>> begin INPUT ROWS

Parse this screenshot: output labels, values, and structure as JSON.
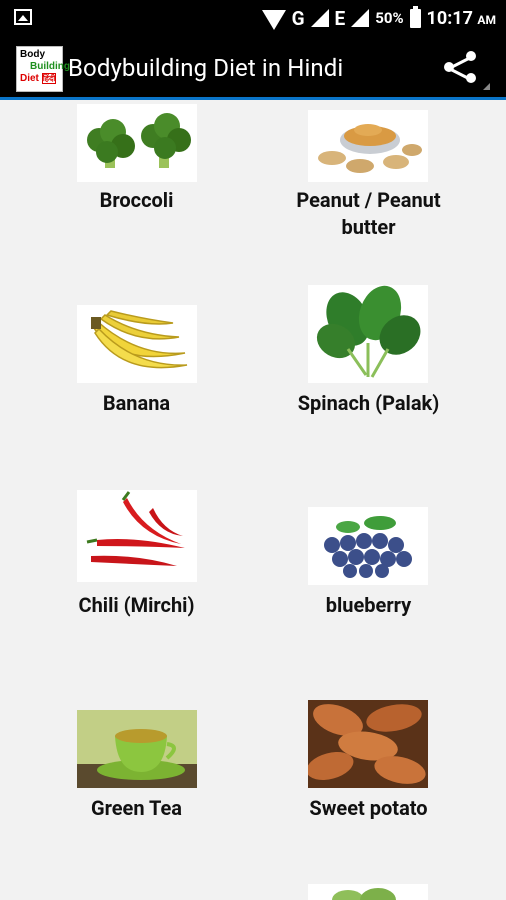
{
  "status_bar": {
    "network": "G",
    "network2": "E",
    "battery": "50%",
    "time": "10:17",
    "ampm": "AM"
  },
  "app_bar": {
    "logo_line1": "Body",
    "logo_line2": "Building",
    "logo_line3": "Diet",
    "logo_hindi": "हिंदी",
    "title": "Bodybuilding Diet in Hindi"
  },
  "foods": [
    {
      "label": "Broccoli",
      "icon": "broccoli-image"
    },
    {
      "label": "Peanut / Peanut butter",
      "icon": "peanut-butter-image"
    },
    {
      "label": "Banana",
      "icon": "banana-image"
    },
    {
      "label": "Spinach (Palak)",
      "icon": "spinach-image"
    },
    {
      "label": "Chili (Mirchi)",
      "icon": "chili-image"
    },
    {
      "label": "blueberry",
      "icon": "blueberry-image"
    },
    {
      "label": "Green Tea",
      "icon": "green-tea-image"
    },
    {
      "label": "Sweet potato",
      "icon": "sweet-potato-image"
    }
  ]
}
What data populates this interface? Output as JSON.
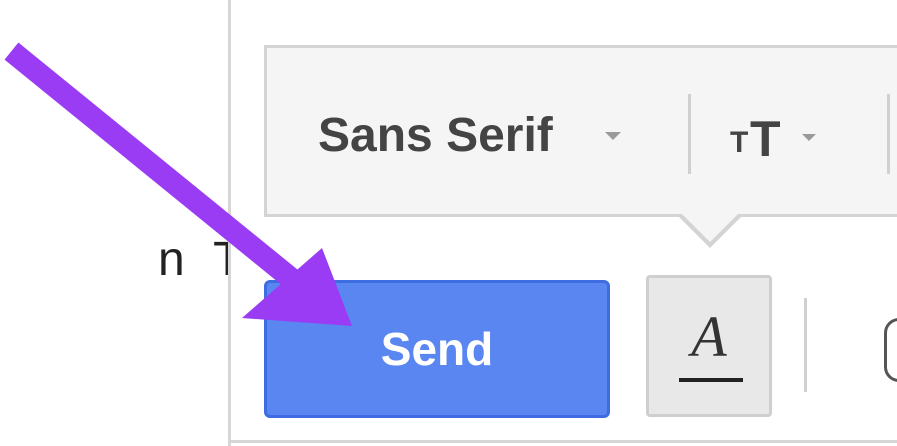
{
  "background_text": {
    "fragment": "n T"
  },
  "toolbar": {
    "font_family": "Sans Serif",
    "font_size_icon": "size-icon",
    "small_t": "T",
    "big_t": "T"
  },
  "actions": {
    "send_label": "Send",
    "formatting_label": "A"
  },
  "annotation": {
    "arrow_color": "#9b3cf5"
  },
  "colors": {
    "send_button": "#5a86f1",
    "toolbar_bg": "#f5f5f5"
  }
}
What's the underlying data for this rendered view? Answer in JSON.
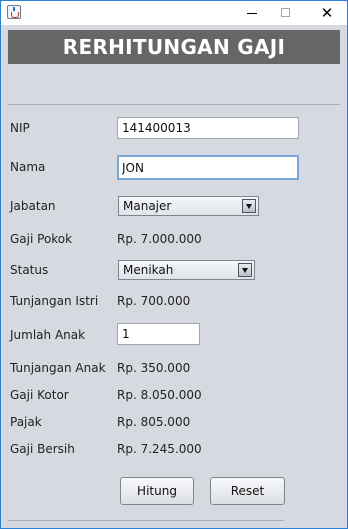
{
  "header": {
    "title": "RERHITUNGAN GAJI"
  },
  "form": {
    "nip": {
      "label": "NIP",
      "value": "141400013"
    },
    "nama": {
      "label": "Nama",
      "value": "JON"
    },
    "jabatan": {
      "label": "Jabatan",
      "selected": "Manajer"
    },
    "gaji_pokok": {
      "label": "Gaji Pokok",
      "value": "Rp. 7.000.000"
    },
    "status": {
      "label": "Status",
      "selected": "Menikah"
    },
    "tunjangan_istri": {
      "label": "Tunjangan Istri",
      "value": "Rp. 700.000"
    },
    "jumlah_anak": {
      "label": "Jumlah Anak",
      "value": "1"
    },
    "tunjangan_anak": {
      "label": "Tunjangan Anak",
      "value": "Rp. 350.000"
    },
    "gaji_kotor": {
      "label": "Gaji Kotor",
      "value": "Rp. 8.050.000"
    },
    "pajak": {
      "label": "Pajak",
      "value": "Rp. 805.000"
    },
    "gaji_bersih": {
      "label": "Gaji Bersih",
      "value": "Rp. 7.245.000"
    }
  },
  "buttons": {
    "hitung": "Hitung",
    "reset": "Reset"
  },
  "window_controls": {
    "close": "✕"
  },
  "icons": {
    "app": "java-app-icon",
    "minimize": "minimize-icon",
    "maximize": "maximize-icon",
    "close": "close-icon",
    "dropdown": "chevron-down-icon"
  },
  "colors": {
    "header_bg": "#666666",
    "window_bg": "#d6d9df",
    "border": "#2b7fd6"
  }
}
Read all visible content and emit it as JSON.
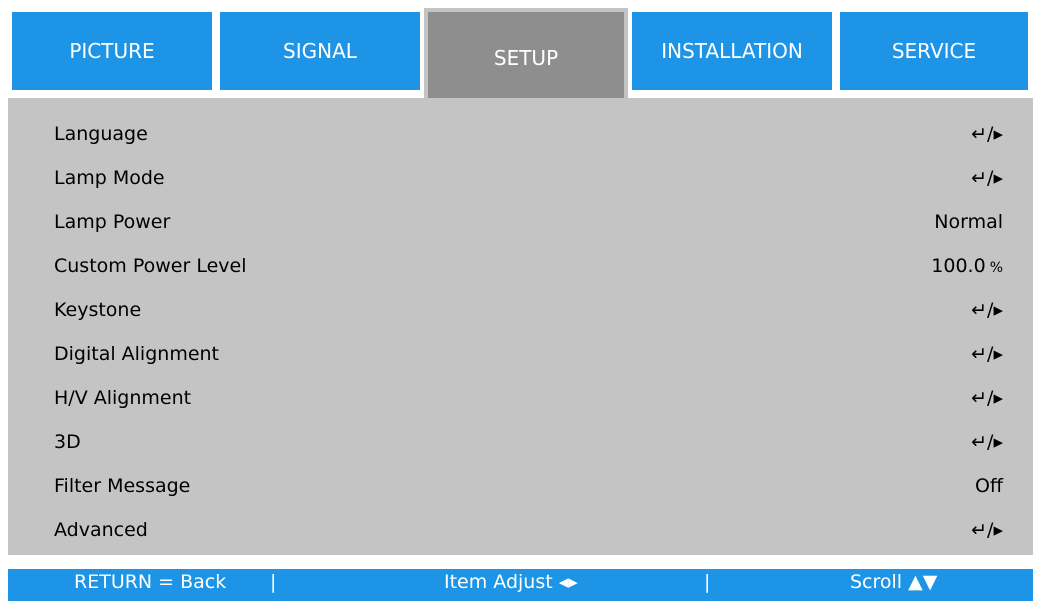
{
  "tabs": [
    {
      "label": "PICTURE",
      "active": false
    },
    {
      "label": "SIGNAL",
      "active": false
    },
    {
      "label": "SETUP",
      "active": true
    },
    {
      "label": "INSTALLATION",
      "active": false
    },
    {
      "label": "SERVICE",
      "active": false
    }
  ],
  "menu": {
    "items": [
      {
        "label": "Language",
        "value": "↵/▸"
      },
      {
        "label": "Lamp Mode",
        "value": "↵/▸"
      },
      {
        "label": "Lamp Power",
        "value": "Normal"
      },
      {
        "label": "Custom Power Level",
        "value": "100.0",
        "unit": "%"
      },
      {
        "label": "Keystone",
        "value": "↵/▸"
      },
      {
        "label": "Digital Alignment",
        "value": "↵/▸"
      },
      {
        "label": "H/V Alignment",
        "value": "↵/▸"
      },
      {
        "label": "3D",
        "value": "↵/▸"
      },
      {
        "label": "Filter Message",
        "value": "Off"
      },
      {
        "label": "Advanced",
        "value": "↵/▸"
      }
    ]
  },
  "footer": {
    "return_hint": "RETURN = Back",
    "separator": "|",
    "adjust_hint": "Item Adjust ◂▸",
    "scroll_hint": "Scroll ▲▼"
  },
  "colors": {
    "tab_blue": "#1e94e6",
    "tab_active": "#8e8e8e",
    "panel_gray": "#c4c4c4"
  }
}
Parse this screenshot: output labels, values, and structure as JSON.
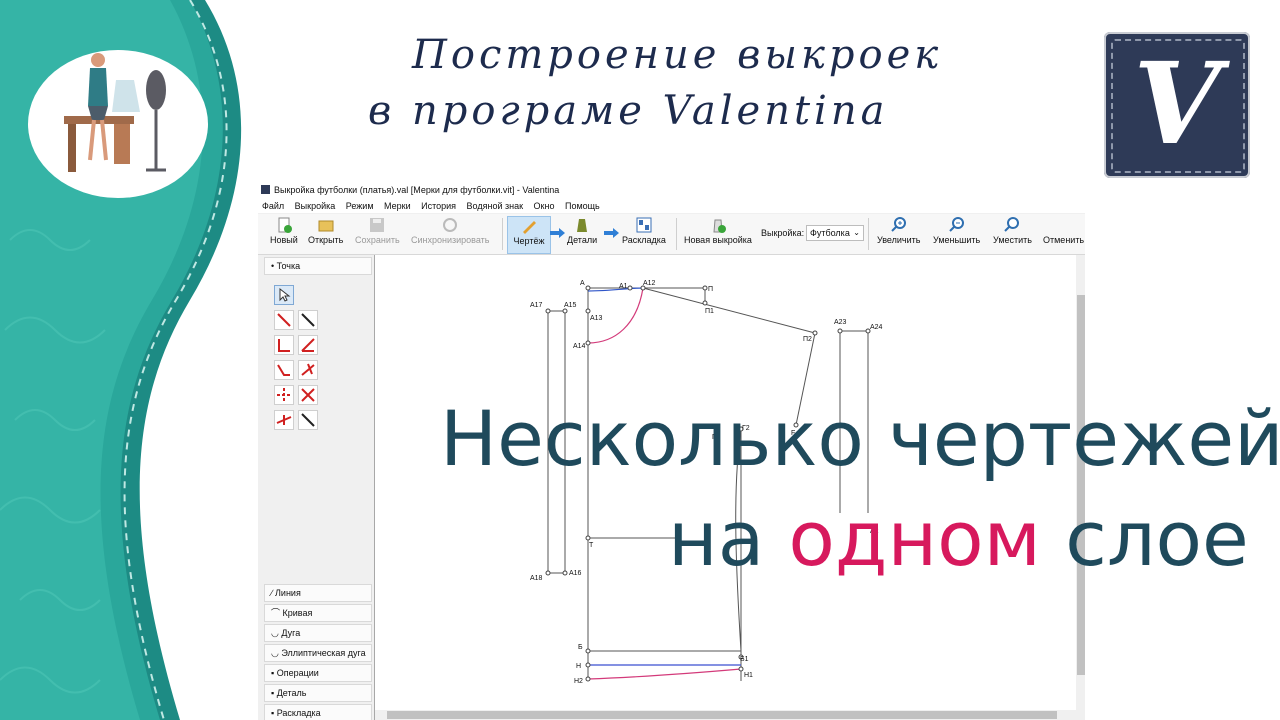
{
  "header": {
    "line1": "Построение выкроек",
    "line2": "в програме Valentina",
    "logo_letter": "V"
  },
  "app": {
    "window_title": "Выкройка футболки (платья).val [Мерки для футболки.vit] - Valentina",
    "menu": [
      "Файл",
      "Выкройка",
      "Режим",
      "Мерки",
      "История",
      "Водяной знак",
      "Окно",
      "Помощь"
    ],
    "toolbar": {
      "new": "Новый",
      "open": "Открыть",
      "save": "Сохранить",
      "sync": "Синхронизировать",
      "draft": "Чертёж",
      "details": "Детали",
      "layout": "Раскладка",
      "new_pattern": "Новая выкройка",
      "pattern_label": "Выкройка:",
      "pattern_value": "Футболка",
      "zoom_in": "Увеличить",
      "zoom_out": "Уменьшить",
      "fit": "Уместить",
      "cancel": "Отменить"
    },
    "panels": {
      "point": "Точка",
      "line": "Линия",
      "curve": "Кривая",
      "arc": "Дуга",
      "elliptic_arc": "Эллиптическая дуга",
      "operations": "Операции",
      "detail": "Деталь",
      "layout": "Раскладка"
    },
    "points": [
      "А",
      "А1",
      "А12",
      "П",
      "П1",
      "А13",
      "А14",
      "А15",
      "А17",
      "П2",
      "А23",
      "А24",
      "Г2",
      "Г",
      "F",
      "А2",
      "Т",
      "А18",
      "А16",
      "Б",
      "Б1",
      "Н",
      "Н1",
      "Н2"
    ]
  },
  "overlay": {
    "line1": "Несколько чертежей",
    "line2_a": "на ",
    "line2_b": "одном",
    "line2_c": " слое"
  },
  "colors": {
    "teal": "#2aa79b",
    "dark_teal": "#1d8b84",
    "navy_text": "#1f4a5c",
    "accent": "#d7195d",
    "logo_bg": "#2e3a57"
  }
}
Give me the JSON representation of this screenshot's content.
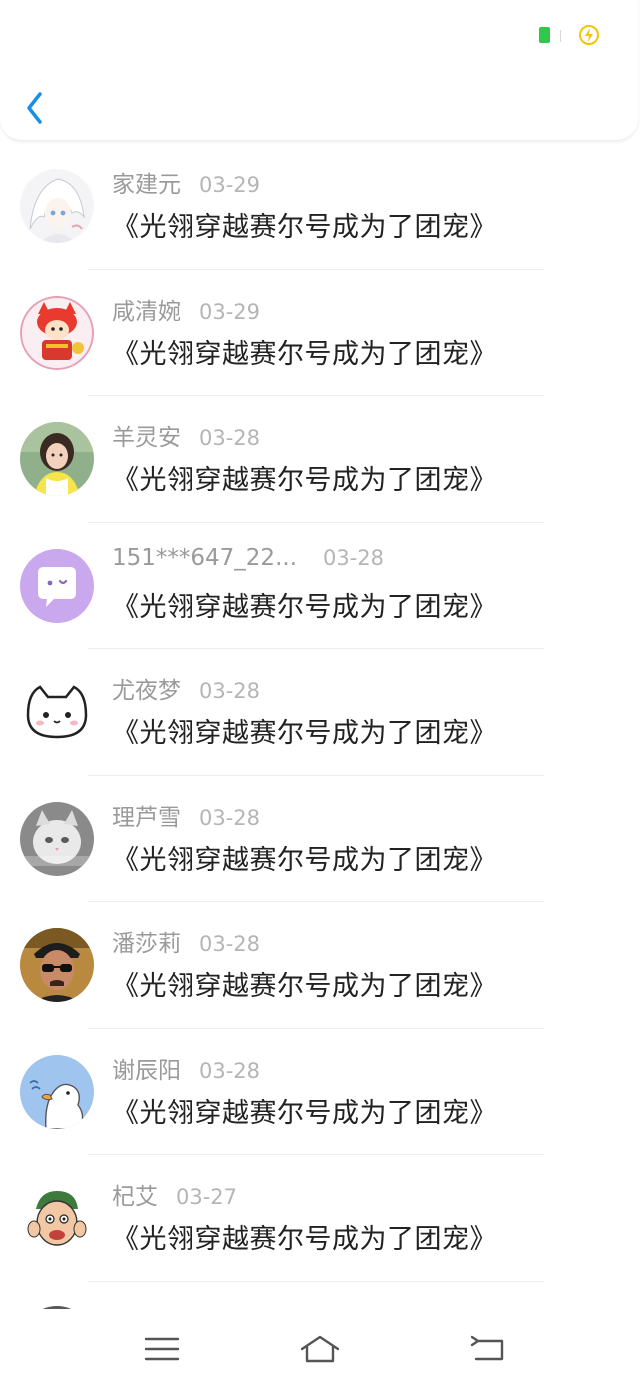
{
  "header": {
    "back_icon": "chevron-left-icon"
  },
  "status": {
    "battery_color": "#2ec84a",
    "charge_color": "#f6c400"
  },
  "comments": [
    {
      "name": "家建元",
      "date": "03-29",
      "text": "《光翎穿越赛尔号成为了团宠》",
      "avatar": "anime-girl-avatar"
    },
    {
      "name": "咸清婉",
      "date": "03-29",
      "text": "《光翎穿越赛尔号成为了团宠》",
      "avatar": "red-cat-avatar"
    },
    {
      "name": "羊灵安",
      "date": "03-28",
      "text": "《光翎穿越赛尔号成为了团宠》",
      "avatar": "girl-photo-avatar"
    },
    {
      "name": "151***647_22...",
      "date": "03-28",
      "text": "《光翎穿越赛尔号成为了团宠》",
      "avatar": "chat-bubble-avatar"
    },
    {
      "name": "尤夜梦",
      "date": "03-28",
      "text": "《光翎穿越赛尔号成为了团宠》",
      "avatar": "white-cat-face-avatar"
    },
    {
      "name": "理芦雪",
      "date": "03-28",
      "text": "《光翎穿越赛尔号成为了团宠》",
      "avatar": "cat-photo-avatar"
    },
    {
      "name": "潘莎莉",
      "date": "03-28",
      "text": "《光翎穿越赛尔号成为了团宠》",
      "avatar": "man-sunglasses-avatar"
    },
    {
      "name": "谢辰阳",
      "date": "03-28",
      "text": "《光翎穿越赛尔号成为了团宠》",
      "avatar": "duck-avatar"
    },
    {
      "name": "杞艾",
      "date": "03-27",
      "text": "《光翎穿越赛尔号成为了团宠》",
      "avatar": "cartoon-boy-avatar"
    }
  ],
  "partial_row": {
    "name": ""
  },
  "navbar": {
    "menu_icon": "menu-icon",
    "home_icon": "home-icon",
    "back_icon": "back-arrow-icon"
  }
}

>> end INPUT ROWS

• [YOUR INSTRUCTIONS]: Within the material above, find the lines that contain the word "image"; copy them.

• [SOLUTION FOR THIS EXERCISE]:
      "icon": "broccoli-image"
      "icon": "peanut-butter-image"
      "icon": "banana-image"
      "icon": "spinach-image"
      "icon": "chili-image"
      "icon": "blueberry-image"
      "icon": "green-tea-image"
      "icon": "sweet-potato-image"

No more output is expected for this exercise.